** Start EXERCISE INPUTS **
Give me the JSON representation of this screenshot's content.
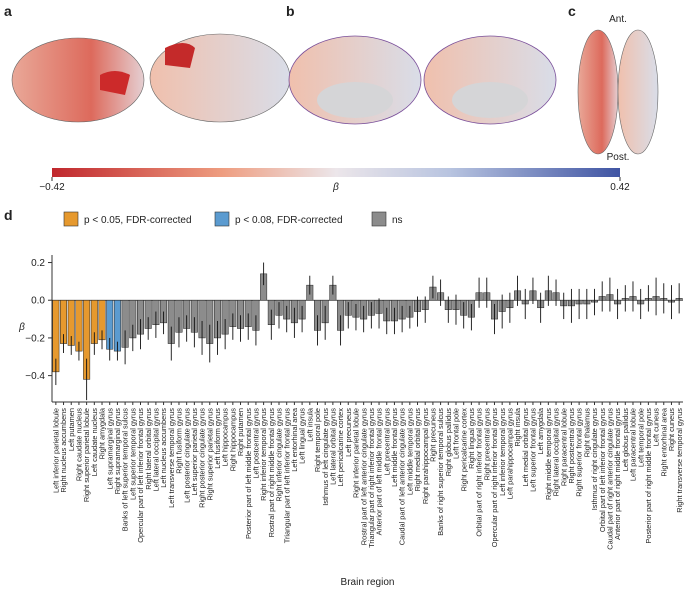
{
  "panels": [
    "a",
    "b",
    "c",
    "d"
  ],
  "brain_labels": {
    "anterior": "Ant.",
    "posterior": "Post."
  },
  "colorbar": {
    "label": "β",
    "ticks": [
      {
        "value": -0.42,
        "label": "−0.42"
      },
      {
        "value": 0.42,
        "label": "0.42"
      }
    ]
  },
  "chart_data": {
    "type": "bar",
    "xlabel": "Brain region",
    "ylabel": "β",
    "legend": [
      {
        "name": "p < 0.05, FDR-corrected",
        "color": "#e6992e"
      },
      {
        "name": "p < 0.08, FDR-corrected",
        "color": "#5b9bd0"
      },
      {
        "name": "ns",
        "color": "#8c8c8c"
      }
    ],
    "categories": [
      "Left inferior parietal lobule",
      "Right nucleus accumbens",
      "Left putamen",
      "Right caudate nucleus",
      "Right superior parietal lobule",
      "Left caudate nucleus",
      "Right amygdala",
      "Left supramarginal gyrus",
      "Right supramarginal gyrus",
      "Banks of left superior temporal sulcus",
      "Left superior temporal gyrus",
      "Opercular part of left inferior frontal gyrus",
      "Right lateral orbital gyrus",
      "Left lateral occipital gyrus",
      "Left nucleus accumbens",
      "Left transverse temporal gyrus",
      "Right fusiform gyrus",
      "Left posterior cingulate gyrus",
      "Left superior parietal gyrus",
      "Right posterior cingulate gyrus",
      "Right superior parietal gyrus",
      "Left fusiform gyrus",
      "Left hippocampus",
      "Right hippocampus",
      "Right putamen",
      "Posterior part of left middle frontal gyrus",
      "Left postcentral gyrus",
      "Right inferior temporal gyrus",
      "Rostral part of right middle frontal gyrus",
      "Right inferior cingulate gyrus",
      "Triangular part of left inferior frontal gyrus",
      "Left entorhinal area",
      "Left lingual gyrus",
      "Left insula",
      "Right temporal pole",
      "Isthmus of left cingulate gyrus",
      "Left lateral orbital gyrus",
      "Left pericalcarine cortex",
      "Left precuneus",
      "Right inferior parietal lobule",
      "Rostral part of left anterior cingulate gyrus",
      "Triangular part of right inferior frontal gyrus",
      "Anterior part of left middle frontal gyrus",
      "Left precentral gyrus",
      "Left middle frontal gyrus",
      "Caudal part of left anterior cingulate gyrus",
      "Left middle temporal gyrus",
      "Right medial orbital gyrus",
      "Right parahippocampal gyrus",
      "Right precuneus",
      "Banks of right superior temporal sulcus",
      "Right globus pallidus",
      "Left frontal pole",
      "Right pericalcarine cortex",
      "Right lingual gyrus",
      "Orbital part of right inferior frontal gyrus",
      "Right precentral gyrus",
      "Opercular part of right inferior frontal gyrus",
      "Left inferior temporal gyrus",
      "Left parahippocampal gyrus",
      "Right insula",
      "Left medial orbital gyrus",
      "Left superior frontal gyrus",
      "Left amygdala",
      "Right middle temporal gyrus",
      "Right lateral occipital gyrus",
      "Right paracentral lobule",
      "Right postcentral gyrus",
      "Right superior frontal gyrus",
      "Right thalamus",
      "Isthmus of right cingulate gyrus",
      "Orbital part of left inferior frontal gyrus",
      "Caudal part of right anterior cingulate gyrus",
      "Anterior part of right middle frontal gyrus",
      "Left globus pallidus",
      "Left paracentral lobule",
      "Left temporal pole",
      "Posterior part of right middle frontal gyrus",
      "Left cuneus",
      "Right entorhinal area",
      "Right cuneus",
      "Right transverse temporal gyrus"
    ],
    "values": [
      -0.38,
      -0.23,
      -0.24,
      -0.27,
      -0.42,
      -0.23,
      -0.21,
      -0.26,
      -0.27,
      -0.25,
      -0.2,
      -0.18,
      -0.15,
      -0.13,
      -0.12,
      -0.23,
      -0.17,
      -0.15,
      -0.17,
      -0.2,
      -0.23,
      -0.2,
      -0.18,
      -0.14,
      -0.15,
      -0.14,
      -0.16,
      0.14,
      -0.13,
      -0.08,
      -0.1,
      -0.12,
      -0.1,
      0.08,
      -0.16,
      -0.12,
      0.08,
      -0.16,
      -0.08,
      -0.09,
      -0.1,
      -0.08,
      -0.07,
      -0.11,
      -0.11,
      -0.1,
      -0.09,
      -0.06,
      -0.05,
      0.07,
      0.04,
      -0.05,
      -0.05,
      -0.08,
      -0.09,
      0.04,
      0.04,
      -0.1,
      -0.06,
      -0.04,
      0.05,
      -0.02,
      0.05,
      -0.04,
      0.05,
      0.04,
      -0.03,
      -0.03,
      -0.02,
      -0.02,
      -0.01,
      0.02,
      0.03,
      -0.02,
      0.01,
      0.02,
      -0.02,
      0.01,
      0.02,
      0.01,
      -0.01,
      0.01
    ],
    "errors": [
      0.07,
      0.05,
      0.05,
      0.05,
      0.11,
      0.06,
      0.05,
      0.06,
      0.05,
      0.09,
      0.07,
      0.08,
      0.06,
      0.07,
      0.06,
      0.09,
      0.08,
      0.07,
      0.08,
      0.09,
      0.1,
      0.09,
      0.08,
      0.07,
      0.07,
      0.07,
      0.08,
      0.06,
      0.08,
      0.07,
      0.07,
      0.08,
      0.07,
      0.05,
      0.08,
      0.09,
      0.05,
      0.08,
      0.07,
      0.07,
      0.07,
      0.07,
      0.08,
      0.07,
      0.07,
      0.07,
      0.06,
      0.08,
      0.07,
      0.06,
      0.07,
      0.07,
      0.08,
      0.07,
      0.07,
      0.08,
      0.08,
      0.08,
      0.09,
      0.08,
      0.08,
      0.08,
      0.07,
      0.08,
      0.08,
      0.07,
      0.07,
      0.09,
      0.08,
      0.08,
      0.07,
      0.08,
      0.09,
      0.08,
      0.07,
      0.08,
      0.08,
      0.07,
      0.1,
      0.08,
      0.09,
      0.08
    ],
    "colors": [
      "#e6992e",
      "#e6992e",
      "#e6992e",
      "#e6992e",
      "#e6992e",
      "#e6992e",
      "#e6992e",
      "#5b9bd0",
      "#5b9bd0",
      "#8c8c8c",
      "#8c8c8c",
      "#8c8c8c",
      "#8c8c8c",
      "#8c8c8c",
      "#8c8c8c",
      "#8c8c8c",
      "#8c8c8c",
      "#8c8c8c",
      "#8c8c8c",
      "#8c8c8c",
      "#8c8c8c",
      "#8c8c8c",
      "#8c8c8c",
      "#8c8c8c",
      "#8c8c8c",
      "#8c8c8c",
      "#8c8c8c",
      "#8c8c8c",
      "#8c8c8c",
      "#8c8c8c",
      "#8c8c8c",
      "#8c8c8c",
      "#8c8c8c",
      "#8c8c8c",
      "#8c8c8c",
      "#8c8c8c",
      "#8c8c8c",
      "#8c8c8c",
      "#8c8c8c",
      "#8c8c8c",
      "#8c8c8c",
      "#8c8c8c",
      "#8c8c8c",
      "#8c8c8c",
      "#8c8c8c",
      "#8c8c8c",
      "#8c8c8c",
      "#8c8c8c",
      "#8c8c8c",
      "#8c8c8c",
      "#8c8c8c",
      "#8c8c8c",
      "#8c8c8c",
      "#8c8c8c",
      "#8c8c8c",
      "#8c8c8c",
      "#8c8c8c",
      "#8c8c8c",
      "#8c8c8c",
      "#8c8c8c",
      "#8c8c8c",
      "#8c8c8c",
      "#8c8c8c",
      "#8c8c8c",
      "#8c8c8c",
      "#8c8c8c",
      "#8c8c8c",
      "#8c8c8c",
      "#8c8c8c",
      "#8c8c8c",
      "#8c8c8c",
      "#8c8c8c",
      "#8c8c8c",
      "#8c8c8c",
      "#8c8c8c",
      "#8c8c8c",
      "#8c8c8c",
      "#8c8c8c",
      "#8c8c8c",
      "#8c8c8c",
      "#8c8c8c",
      "#8c8c8c"
    ],
    "ylim": [
      -0.54,
      0.24
    ],
    "yticks": [
      0.2,
      {
        "value": 0,
        "label": "0.0"
      },
      {
        "value": -0.2,
        "label": "−0.2"
      },
      {
        "value": -0.4,
        "label": "−0.4"
      }
    ]
  }
}
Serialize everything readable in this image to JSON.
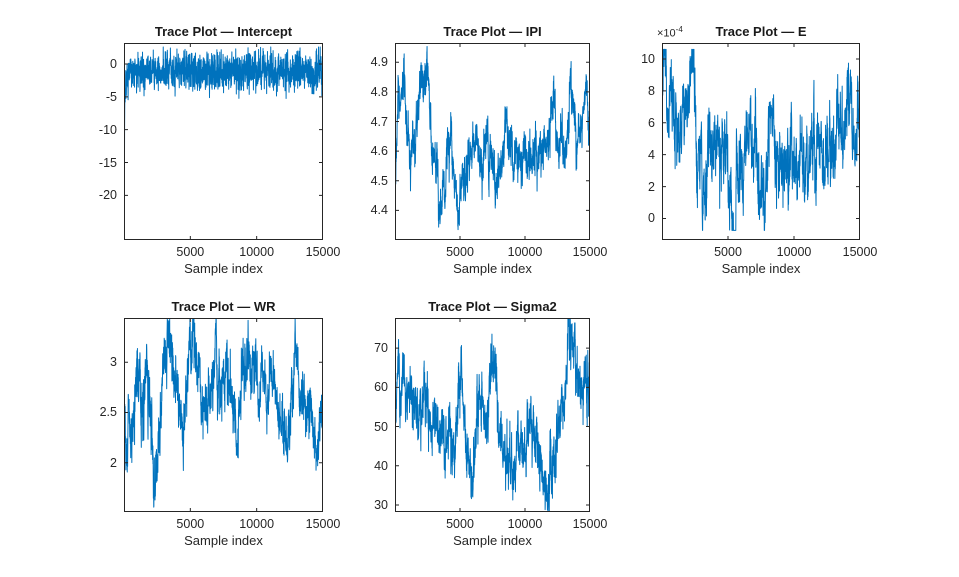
** End EXERCISE INPUTS **
• [REQUIREMENT] Go through the material above and copy each line that has the word "Rostral".

• [FINISHED EXERCISE]
      "Rostral part of right middle frontal gyrus",
      "Rostral part of left anterior cingulate gyrus",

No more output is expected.